>> Begin Input data

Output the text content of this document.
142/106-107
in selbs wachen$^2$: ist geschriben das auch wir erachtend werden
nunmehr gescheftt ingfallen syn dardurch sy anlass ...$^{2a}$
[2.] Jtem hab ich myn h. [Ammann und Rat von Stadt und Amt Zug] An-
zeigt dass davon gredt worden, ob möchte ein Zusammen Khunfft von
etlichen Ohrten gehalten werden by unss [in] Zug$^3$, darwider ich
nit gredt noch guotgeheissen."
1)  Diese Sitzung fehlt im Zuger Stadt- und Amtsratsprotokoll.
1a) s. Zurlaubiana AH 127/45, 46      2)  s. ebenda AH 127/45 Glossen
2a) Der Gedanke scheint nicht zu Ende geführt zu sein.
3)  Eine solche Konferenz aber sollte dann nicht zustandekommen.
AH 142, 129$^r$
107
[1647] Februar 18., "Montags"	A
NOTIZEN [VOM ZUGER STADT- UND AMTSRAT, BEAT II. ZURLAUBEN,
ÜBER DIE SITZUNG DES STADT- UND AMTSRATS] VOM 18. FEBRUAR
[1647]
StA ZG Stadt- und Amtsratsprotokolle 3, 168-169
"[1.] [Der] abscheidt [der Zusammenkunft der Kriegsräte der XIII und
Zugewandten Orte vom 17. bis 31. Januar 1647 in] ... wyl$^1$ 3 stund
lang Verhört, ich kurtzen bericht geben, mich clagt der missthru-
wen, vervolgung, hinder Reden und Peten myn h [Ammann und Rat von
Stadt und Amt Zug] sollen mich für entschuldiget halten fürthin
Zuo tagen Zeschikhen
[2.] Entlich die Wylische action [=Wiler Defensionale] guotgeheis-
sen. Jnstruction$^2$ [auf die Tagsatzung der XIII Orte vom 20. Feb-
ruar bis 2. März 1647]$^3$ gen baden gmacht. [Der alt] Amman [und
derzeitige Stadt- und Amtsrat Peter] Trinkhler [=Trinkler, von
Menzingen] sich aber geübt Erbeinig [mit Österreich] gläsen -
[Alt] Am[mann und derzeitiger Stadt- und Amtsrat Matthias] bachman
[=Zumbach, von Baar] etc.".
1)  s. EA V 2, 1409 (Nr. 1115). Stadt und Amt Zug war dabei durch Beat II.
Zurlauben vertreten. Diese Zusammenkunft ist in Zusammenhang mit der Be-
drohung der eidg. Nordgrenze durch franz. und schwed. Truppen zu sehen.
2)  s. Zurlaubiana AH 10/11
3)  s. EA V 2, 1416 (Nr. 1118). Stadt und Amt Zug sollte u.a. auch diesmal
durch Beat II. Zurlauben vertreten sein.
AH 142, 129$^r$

>> End Input data

• _What you will do_: Write out every line of the entries that holds the word "aber".

• _Output below_:
3)  Eine solche Konferenz aber sollte dann nicht zustandekommen.
Menzingen] sich aber geübt Erbeinig [mit Österreich] gläsen -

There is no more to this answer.